[Start Source data]

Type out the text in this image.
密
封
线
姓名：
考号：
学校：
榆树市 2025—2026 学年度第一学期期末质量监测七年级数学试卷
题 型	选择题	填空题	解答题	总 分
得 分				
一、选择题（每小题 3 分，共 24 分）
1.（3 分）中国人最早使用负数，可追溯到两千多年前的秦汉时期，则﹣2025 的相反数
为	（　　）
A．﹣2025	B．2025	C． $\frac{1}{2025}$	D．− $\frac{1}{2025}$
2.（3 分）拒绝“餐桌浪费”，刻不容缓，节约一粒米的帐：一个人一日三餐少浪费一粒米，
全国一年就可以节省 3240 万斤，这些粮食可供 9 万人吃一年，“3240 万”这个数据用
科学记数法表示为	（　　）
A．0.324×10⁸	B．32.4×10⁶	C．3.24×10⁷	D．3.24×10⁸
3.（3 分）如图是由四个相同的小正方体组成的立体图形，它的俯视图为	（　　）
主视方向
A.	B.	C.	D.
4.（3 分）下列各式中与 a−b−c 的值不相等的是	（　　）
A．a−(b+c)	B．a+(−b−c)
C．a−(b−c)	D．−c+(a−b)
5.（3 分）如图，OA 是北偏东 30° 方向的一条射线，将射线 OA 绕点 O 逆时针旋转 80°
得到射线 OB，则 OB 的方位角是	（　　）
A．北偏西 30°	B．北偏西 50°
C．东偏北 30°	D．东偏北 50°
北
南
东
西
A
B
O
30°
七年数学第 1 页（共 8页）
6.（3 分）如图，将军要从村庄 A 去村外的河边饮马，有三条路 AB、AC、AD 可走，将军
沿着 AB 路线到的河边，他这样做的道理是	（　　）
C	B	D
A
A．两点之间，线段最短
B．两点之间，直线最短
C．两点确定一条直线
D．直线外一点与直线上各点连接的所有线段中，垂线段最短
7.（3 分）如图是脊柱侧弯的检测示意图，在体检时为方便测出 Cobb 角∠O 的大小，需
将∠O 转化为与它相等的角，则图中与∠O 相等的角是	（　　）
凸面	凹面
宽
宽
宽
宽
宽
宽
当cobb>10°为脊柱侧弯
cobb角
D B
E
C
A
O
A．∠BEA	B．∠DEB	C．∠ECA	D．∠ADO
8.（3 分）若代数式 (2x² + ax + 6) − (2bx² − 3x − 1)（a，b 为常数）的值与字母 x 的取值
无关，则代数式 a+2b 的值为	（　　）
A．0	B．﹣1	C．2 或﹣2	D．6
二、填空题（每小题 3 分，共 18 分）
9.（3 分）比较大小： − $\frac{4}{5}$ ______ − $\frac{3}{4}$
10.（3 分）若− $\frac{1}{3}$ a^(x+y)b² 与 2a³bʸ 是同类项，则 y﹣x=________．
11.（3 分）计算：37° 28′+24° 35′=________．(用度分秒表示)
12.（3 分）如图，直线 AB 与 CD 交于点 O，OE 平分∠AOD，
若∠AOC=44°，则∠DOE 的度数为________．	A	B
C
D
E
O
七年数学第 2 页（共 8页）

[End Source data]

Repeat every line of the material exactly as given.

■ Exercise result:
Type out the text in this image.
密
封
线
姓名：
考号：
学校：
榆树市 2025—2026 学年度第一学期期末质量监测七年级数学试卷
题 型	选择题	填空题	解答题	总 分
得 分				
一、选择题（每小题 3 分，共 24 分）
1.（3 分）中国人最早使用负数，可追溯到两千多年前的秦汉时期，则﹣2025 的相反数
为	（　　）
A．﹣2025	B．2025	C． $\frac{1}{2025}$	D．− $\frac{1}{2025}$
2.（3 分）拒绝“餐桌浪费”，刻不容缓，节约一粒米的帐：一个人一日三餐少浪费一粒米，
全国一年就可以节省 3240 万斤，这些粮食可供 9 万人吃一年，“3240 万”这个数据用
科学记数法表示为	（　　）
A．0.324×10⁸	B．32.4×10⁶	C．3.24×10⁷	D．3.24×10⁸
3.（3 分）如图是由四个相同的小正方体组成的立体图形，它的俯视图为	（　　）
主视方向
A.	B.	C.	D.
4.（3 分）下列各式中与 a−b−c 的值不相等的是	（　　）
A．a−(b+c)	B．a+(−b−c)
C．a−(b−c)	D．−c+(a−b)
5.（3 分）如图，OA 是北偏东 30° 方向的一条射线，将射线 OA 绕点 O 逆时针旋转 80°
得到射线 OB，则 OB 的方位角是	（　　）
A．北偏西 30°	B．北偏西 50°
C．东偏北 30°	D．东偏北 50°
北
南
东
西
A
B
O
30°
七年数学第 1 页（共 8页）
6.（3 分）如图，将军要从村庄 A 去村外的河边饮马，有三条路 AB、AC、AD 可走，将军
沿着 AB 路线到的河边，他这样做的道理是	（　　）
C	B	D
A
A．两点之间，线段最短
B．两点之间，直线最短
C．两点确定一条直线
D．直线外一点与直线上各点连接的所有线段中，垂线段最短
7.（3 分）如图是脊柱侧弯的检测示意图，在体检时为方便测出 Cobb 角∠O 的大小，需
将∠O 转化为与它相等的角，则图中与∠O 相等的角是	（　　）
凸面	凹面
宽
宽
宽
宽
宽
宽
当cobb>10°为脊柱侧弯
cobb角
D B
E
C
A
O
A．∠BEA	B．∠DEB	C．∠ECA	D．∠ADO
8.（3 分）若代数式 (2x² + ax + 6) − (2bx² − 3x − 1)（a，b 为常数）的值与字母 x 的取值
无关，则代数式 a+2b 的值为	（　　）
A．0	B．﹣1	C．2 或﹣2	D．6
二、填空题（每小题 3 分，共 18 分）
9.（3 分）比较大小： − $\frac{4}{5}$ ______ − $\frac{3}{4}$
10.（3 分）若− $\frac{1}{3}$ a^(x+y)b² 与 2a³bʸ 是同类项，则 y﹣x=________．
11.（3 分）计算：37° 28′+24° 35′=________．(用度分秒表示)
12.（3 分）如图，直线 AB 与 CD 交于点 O，OE 平分∠AOD，
若∠AOC=44°，则∠DOE 的度数为________．	A	B
C
D
E
O
七年数学第 2 页（共 8页）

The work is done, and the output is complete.